Direction.
Below is a block of records; repeat each one exactly.

Stored records.
——————
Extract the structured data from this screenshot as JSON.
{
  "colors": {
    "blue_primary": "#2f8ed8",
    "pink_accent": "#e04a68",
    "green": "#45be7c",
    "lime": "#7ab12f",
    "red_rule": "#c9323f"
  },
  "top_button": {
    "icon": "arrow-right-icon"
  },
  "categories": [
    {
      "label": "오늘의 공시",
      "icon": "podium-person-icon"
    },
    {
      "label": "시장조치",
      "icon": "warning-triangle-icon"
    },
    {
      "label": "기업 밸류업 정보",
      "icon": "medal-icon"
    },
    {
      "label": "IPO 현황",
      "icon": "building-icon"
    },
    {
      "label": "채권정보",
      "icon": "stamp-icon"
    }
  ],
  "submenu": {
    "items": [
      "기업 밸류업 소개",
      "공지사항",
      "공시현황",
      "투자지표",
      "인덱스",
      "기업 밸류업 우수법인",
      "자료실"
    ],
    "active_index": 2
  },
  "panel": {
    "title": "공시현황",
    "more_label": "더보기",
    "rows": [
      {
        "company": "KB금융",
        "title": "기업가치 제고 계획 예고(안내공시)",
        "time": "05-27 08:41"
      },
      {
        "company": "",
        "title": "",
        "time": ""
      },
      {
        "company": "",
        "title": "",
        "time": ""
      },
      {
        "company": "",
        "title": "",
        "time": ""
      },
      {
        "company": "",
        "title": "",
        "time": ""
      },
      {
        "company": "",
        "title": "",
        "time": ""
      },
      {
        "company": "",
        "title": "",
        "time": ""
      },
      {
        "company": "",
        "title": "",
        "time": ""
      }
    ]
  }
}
——————
Task response.
Extract the structured data from this screenshot as JSON.
{
  "colors": {
    "blue_primary": "#2f8ed8",
    "pink_accent": "#e04a68",
    "green": "#45be7c",
    "lime": "#7ab12f",
    "red_rule": "#c9323f"
  },
  "top_button": {
    "icon": "arrow-right-icon"
  },
  "categories": [
    {
      "label": "오늘의 공시",
      "icon": "podium-person-icon"
    },
    {
      "label": "시장조치",
      "icon": "warning-triangle-icon"
    },
    {
      "label": "기업 밸류업 정보",
      "icon": "medal-icon"
    },
    {
      "label": "IPO 현황",
      "icon": "building-icon"
    },
    {
      "label": "채권정보",
      "icon": "stamp-icon"
    }
  ],
  "submenu": {
    "items": [
      "기업 밸류업 소개",
      "공지사항",
      "공시현황",
      "투자지표",
      "인덱스",
      "기업 밸류업 우수법인",
      "자료실"
    ],
    "active_index": 2
  },
  "panel": {
    "title": "공시현황",
    "more_label": "더보기",
    "rows": [
      {
        "company": "KB금융",
        "title": "기업가치 제고 계획 예고(안내공시)",
        "time": "05-27 08:41"
      },
      {
        "company": "",
        "title": "",
        "time": ""
      },
      {
        "company": "",
        "title": "",
        "time": ""
      },
      {
        "company": "",
        "title": "",
        "time": ""
      },
      {
        "company": "",
        "title": "",
        "time": ""
      },
      {
        "company": "",
        "title": "",
        "time": ""
      },
      {
        "company": "",
        "title": "",
        "time": ""
      },
      {
        "company": "",
        "title": "",
        "time": ""
      }
    ]
  }
}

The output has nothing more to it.